What this task involves
Collect each line holding the string "type".

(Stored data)

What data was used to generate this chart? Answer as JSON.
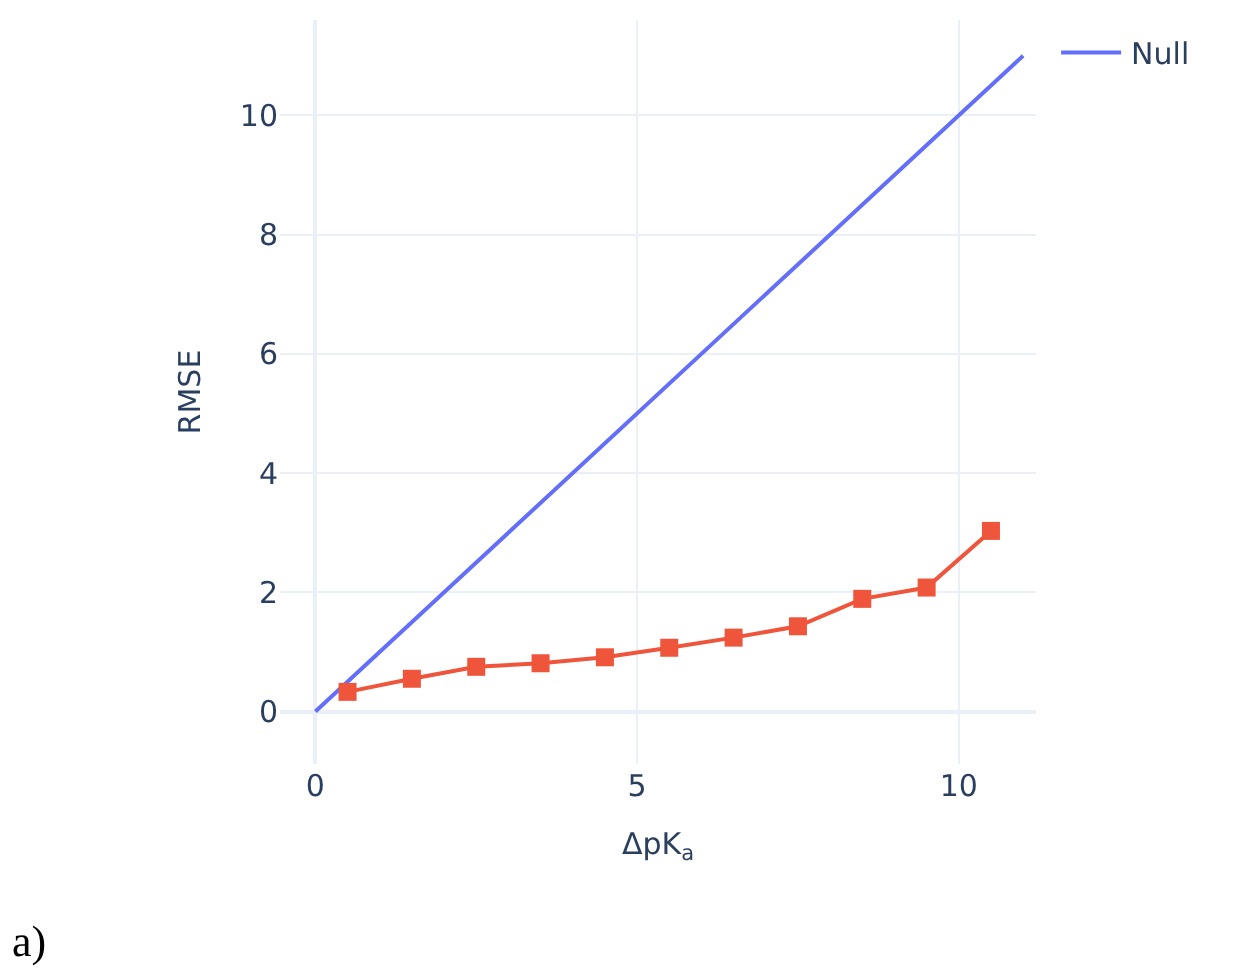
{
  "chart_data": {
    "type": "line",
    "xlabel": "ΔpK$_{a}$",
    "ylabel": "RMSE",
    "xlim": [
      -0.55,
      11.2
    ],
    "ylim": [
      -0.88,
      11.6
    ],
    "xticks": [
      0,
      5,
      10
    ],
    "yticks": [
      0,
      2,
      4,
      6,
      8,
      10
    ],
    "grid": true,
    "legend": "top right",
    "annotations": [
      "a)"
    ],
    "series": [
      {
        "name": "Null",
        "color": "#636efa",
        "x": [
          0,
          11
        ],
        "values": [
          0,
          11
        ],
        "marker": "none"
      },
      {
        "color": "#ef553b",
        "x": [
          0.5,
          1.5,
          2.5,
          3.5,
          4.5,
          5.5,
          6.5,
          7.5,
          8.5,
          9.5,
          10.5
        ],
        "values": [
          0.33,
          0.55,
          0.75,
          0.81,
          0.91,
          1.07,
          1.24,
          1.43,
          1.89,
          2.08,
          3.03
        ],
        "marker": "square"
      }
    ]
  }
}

---

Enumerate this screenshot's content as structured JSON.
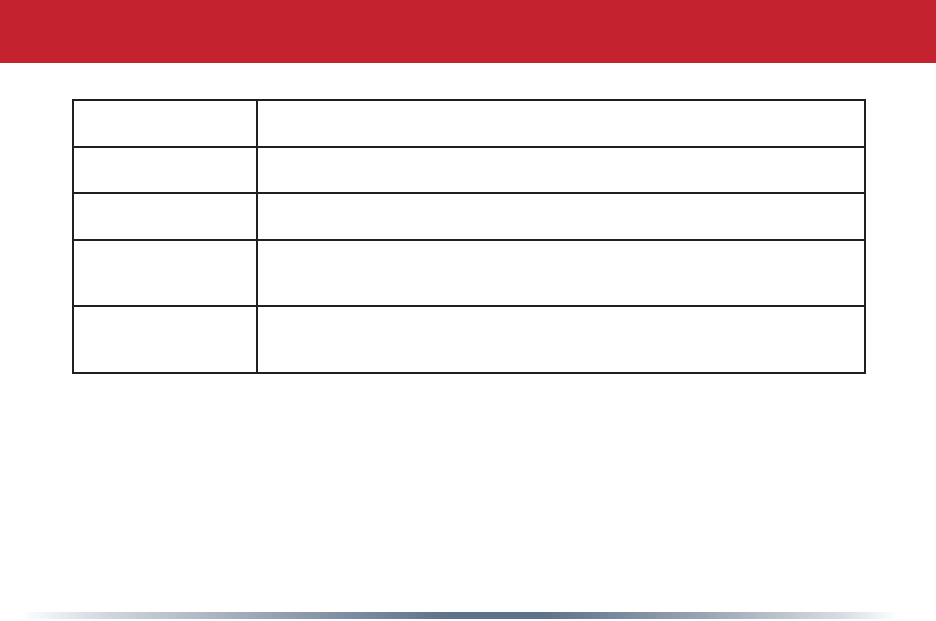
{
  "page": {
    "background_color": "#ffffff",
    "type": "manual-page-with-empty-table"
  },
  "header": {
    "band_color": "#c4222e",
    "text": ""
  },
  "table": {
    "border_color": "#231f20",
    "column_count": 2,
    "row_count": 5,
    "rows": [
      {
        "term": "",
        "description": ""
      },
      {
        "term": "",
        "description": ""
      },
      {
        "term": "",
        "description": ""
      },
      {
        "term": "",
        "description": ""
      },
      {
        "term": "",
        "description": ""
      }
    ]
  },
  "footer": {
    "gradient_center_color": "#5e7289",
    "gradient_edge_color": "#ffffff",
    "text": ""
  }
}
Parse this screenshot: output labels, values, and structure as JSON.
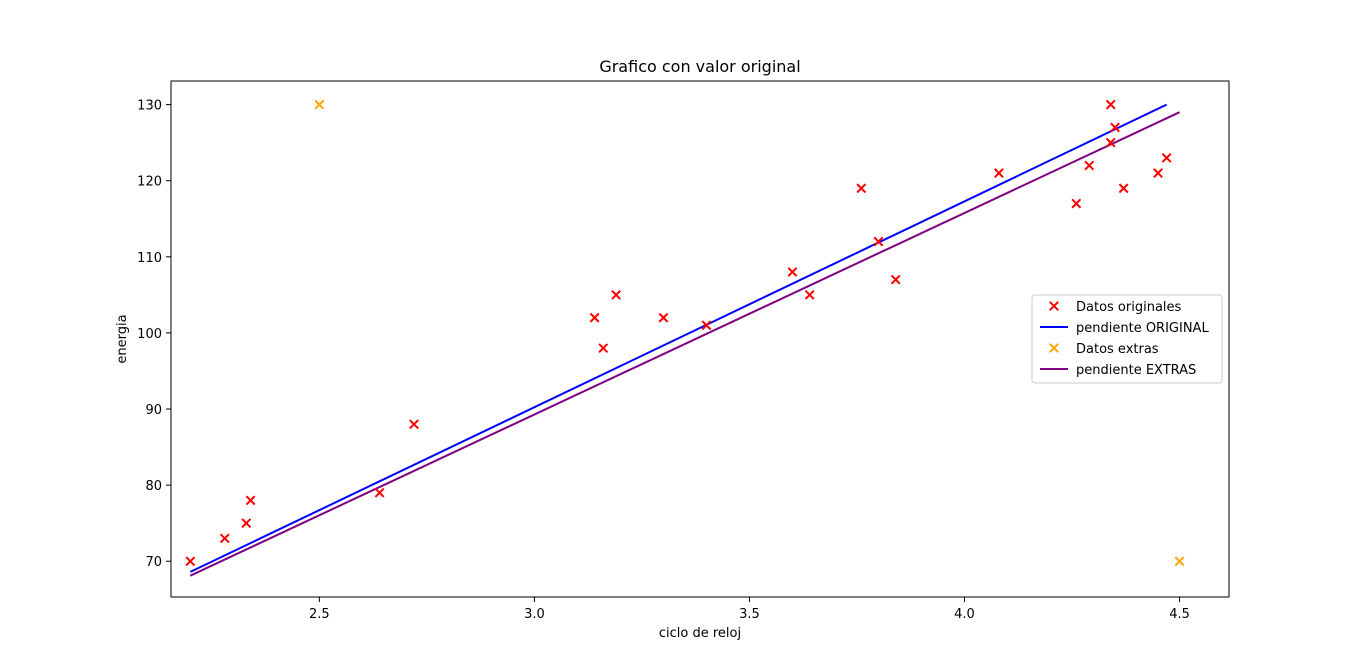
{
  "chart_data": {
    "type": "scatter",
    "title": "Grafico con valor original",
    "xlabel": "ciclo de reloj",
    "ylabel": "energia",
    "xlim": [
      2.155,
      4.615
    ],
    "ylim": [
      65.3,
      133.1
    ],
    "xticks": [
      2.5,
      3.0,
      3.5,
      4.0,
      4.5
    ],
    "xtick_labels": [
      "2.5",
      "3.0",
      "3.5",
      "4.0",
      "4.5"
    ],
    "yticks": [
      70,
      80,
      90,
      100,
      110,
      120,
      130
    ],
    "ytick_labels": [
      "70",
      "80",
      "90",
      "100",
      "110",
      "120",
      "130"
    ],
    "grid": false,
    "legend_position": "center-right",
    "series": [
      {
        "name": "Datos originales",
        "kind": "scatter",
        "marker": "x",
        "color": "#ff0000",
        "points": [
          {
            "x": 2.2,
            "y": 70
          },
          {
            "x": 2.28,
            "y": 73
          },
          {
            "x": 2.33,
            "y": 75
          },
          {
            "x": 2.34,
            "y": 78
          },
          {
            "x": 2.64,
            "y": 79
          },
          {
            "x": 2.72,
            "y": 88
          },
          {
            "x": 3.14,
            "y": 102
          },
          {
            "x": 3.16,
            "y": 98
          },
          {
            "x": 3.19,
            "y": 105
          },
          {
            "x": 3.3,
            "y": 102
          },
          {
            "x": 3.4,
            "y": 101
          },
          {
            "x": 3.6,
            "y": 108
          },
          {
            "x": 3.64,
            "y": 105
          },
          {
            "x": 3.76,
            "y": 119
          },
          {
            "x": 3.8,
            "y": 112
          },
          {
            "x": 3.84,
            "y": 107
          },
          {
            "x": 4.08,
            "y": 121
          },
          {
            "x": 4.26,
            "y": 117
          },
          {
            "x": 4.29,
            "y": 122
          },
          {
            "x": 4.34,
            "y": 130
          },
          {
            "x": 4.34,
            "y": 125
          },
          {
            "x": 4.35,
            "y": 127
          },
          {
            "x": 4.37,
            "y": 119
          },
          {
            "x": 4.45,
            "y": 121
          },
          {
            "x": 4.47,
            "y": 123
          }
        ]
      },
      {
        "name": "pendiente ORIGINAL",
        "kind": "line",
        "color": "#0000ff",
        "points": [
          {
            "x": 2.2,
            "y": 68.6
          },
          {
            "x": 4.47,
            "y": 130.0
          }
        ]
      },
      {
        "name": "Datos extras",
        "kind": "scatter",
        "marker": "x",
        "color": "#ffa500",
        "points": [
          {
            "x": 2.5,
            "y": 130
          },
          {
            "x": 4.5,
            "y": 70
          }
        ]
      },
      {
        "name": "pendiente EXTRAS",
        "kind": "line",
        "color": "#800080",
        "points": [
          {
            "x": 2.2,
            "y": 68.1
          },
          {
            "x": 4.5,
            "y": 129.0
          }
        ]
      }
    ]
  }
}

Full answer
    "type": "line",
    "type": "manual-page-with-empty-table"
    "type": "scatter",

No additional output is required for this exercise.